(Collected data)
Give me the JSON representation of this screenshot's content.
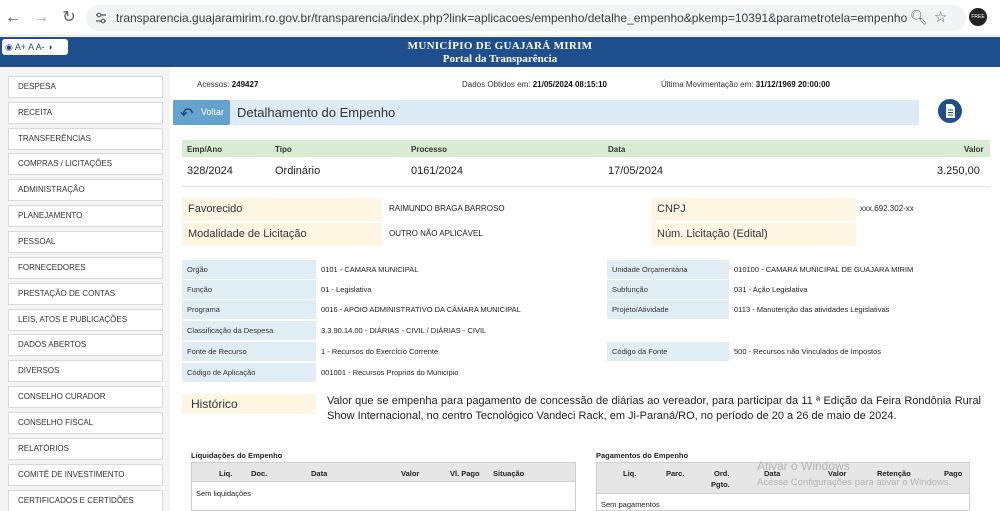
{
  "browser": {
    "url": "transparencia.guajaramirim.ro.gov.br/transparencia/index.php?link=aplicacoes/empenho/detalhe_empenho&pkemp=10391&parametrotela=empenho",
    "profile_label": "FREE PROTECTION"
  },
  "header": {
    "title": "MUNICÍPIO DE GUAJARÁ MIRIM",
    "subtitle": "Portal da Transparência",
    "accessibility": "A+ A A-"
  },
  "sidebar": {
    "items": [
      {
        "label": "DESPESA"
      },
      {
        "label": "RECEITA"
      },
      {
        "label": "TRANSFERÊNCIAS"
      },
      {
        "label": "COMPRAS / LICITAÇÕES"
      },
      {
        "label": "ADMINISTRAÇÃO"
      },
      {
        "label": "PLANEJAMENTO"
      },
      {
        "label": "PESSOAL"
      },
      {
        "label": "FORNECEDORES"
      },
      {
        "label": "PRESTAÇÃO DE CONTAS"
      },
      {
        "label": "LEIS, ATOS E PUBLICAÇÕES"
      },
      {
        "label": "DADOS ABERTOS"
      },
      {
        "label": "DIVERSOS"
      },
      {
        "label": "CONSELHO CURADOR"
      },
      {
        "label": "CONSELHO FISCAL"
      },
      {
        "label": "RELATÓRIOS"
      },
      {
        "label": "COMITÊ DE INVESTIMENTO"
      },
      {
        "label": "CERTIFICADOS E CERTIDÕES"
      }
    ]
  },
  "info": {
    "acessos_label": "Acessos:",
    "acessos_value": "249427",
    "obtidos_label": "Dados Obtidos em:",
    "obtidos_value": "21/05/2024 08:15:10",
    "movimentacao_label": "Última Movimentação em:",
    "movimentacao_value": "31/12/1969 20:00:00"
  },
  "page": {
    "back_label": "Voltar",
    "title": "Detalhamento do Empenho"
  },
  "summary": {
    "headers": [
      "Emp/Ano",
      "Tipo",
      "Processo",
      "Data",
      "Valor"
    ],
    "values": [
      "328/2024",
      "Ordinário",
      "0161/2024",
      "17/05/2024",
      "3.250,00"
    ]
  },
  "favorecido": {
    "favorecido_label": "Favorecido",
    "favorecido_value": "RAIMUNDO BRAGA BARROSO",
    "cnpj_label": "CNPJ",
    "cnpj_value": "xxx.692.302-xx",
    "modalidade_label": "Modalidade de Licitação",
    "modalidade_value": "OUTRO NÃO APLICÁVEL",
    "num_licitacao_label": "Núm. Licitação (Edital)",
    "num_licitacao_value": ""
  },
  "classificacao": {
    "orgao_label": "Orgão",
    "orgao_value": "0101 - CAMARA MUNICIPAL",
    "unidade_label": "Unidade Orçamentária",
    "unidade_value": "010100 - CAMARA MUNICIPAL DE GUAJARA MIRIM",
    "funcao_label": "Função",
    "funcao_value": "01 - Legislativa",
    "subfuncao_label": "Subfunção",
    "subfuncao_value": "031 - Ação Legislativa",
    "programa_label": "Programa",
    "programa_value": "0016 - APOIO ADMINISTRATIVO DA CÂMARA MUNICIPAL",
    "projeto_label": "Projeto/Atividade",
    "projeto_value": "0113 - Manutenção das atividades Legislativas",
    "classif_label": "Classificação da Despesa",
    "classif_value": "3.3.90.14.00 - DIÁRIAS - CIVIL / DIÁRIAS - CIVIL",
    "fonte_label": "Fonte de Recurso",
    "fonte_value": "1 - Recursos do Exercício Corrente",
    "cod_fonte_label": "Código da Fonte",
    "cod_fonte_value": "500 - Recursos não Vinculados de Impostos",
    "cod_aplic_label": "Código de Aplicação",
    "cod_aplic_value": "001001 - Recursos Proprios do Municipio"
  },
  "historico": {
    "label": "Histórico",
    "text": "Valor que se empenha para pagamento de concessão de diárias ao vereador, para participar da 11 ª Edição da Feira Rondônia Rural Show Internacional, no centro Tecnológico Vandeci Rack, em Ji-Paraná/RO, no período de 20 a 26 de maio de 2024."
  },
  "liquidacoes": {
    "title": "Liquidações do Empenho",
    "headers": [
      "Liq.",
      "Doc.",
      "Data",
      "Valor",
      "Vl. Pago",
      "Situação"
    ],
    "empty": "Sem liquidações"
  },
  "pagamentos": {
    "title": "Pagamentos do Empenho",
    "headers": [
      "Liq.",
      "Parc.",
      "Ord.",
      "Pgto.",
      "Data",
      "Valor",
      "Retenção",
      "Pago"
    ],
    "empty": "Sem pagamentos"
  },
  "watermark": {
    "line1": "Ativar o Windows",
    "line2": "Acesse Configurações para ativar o Windows."
  },
  "colors": {
    "banner": "#1f4e8c",
    "title_bar": "#dcebf5",
    "back_button": "#64a2d0",
    "summary_header": "#d8ecd1",
    "label_bg_yellow": "#fdf6e3",
    "label_bg_blue": "#e1edf5"
  }
}
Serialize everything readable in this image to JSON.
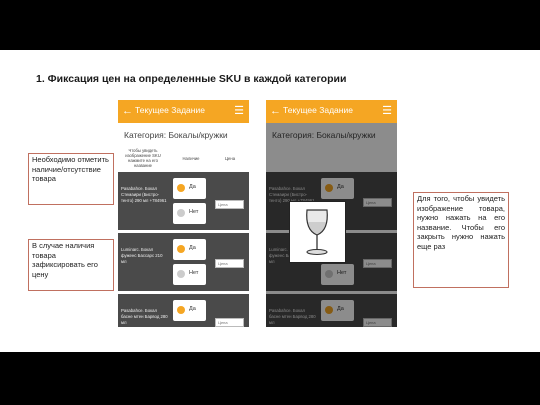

### [Do this]
Using the listing above, say how many of its lines contain the string "JSON", giving nothing but the figure.

### [The completed task]
2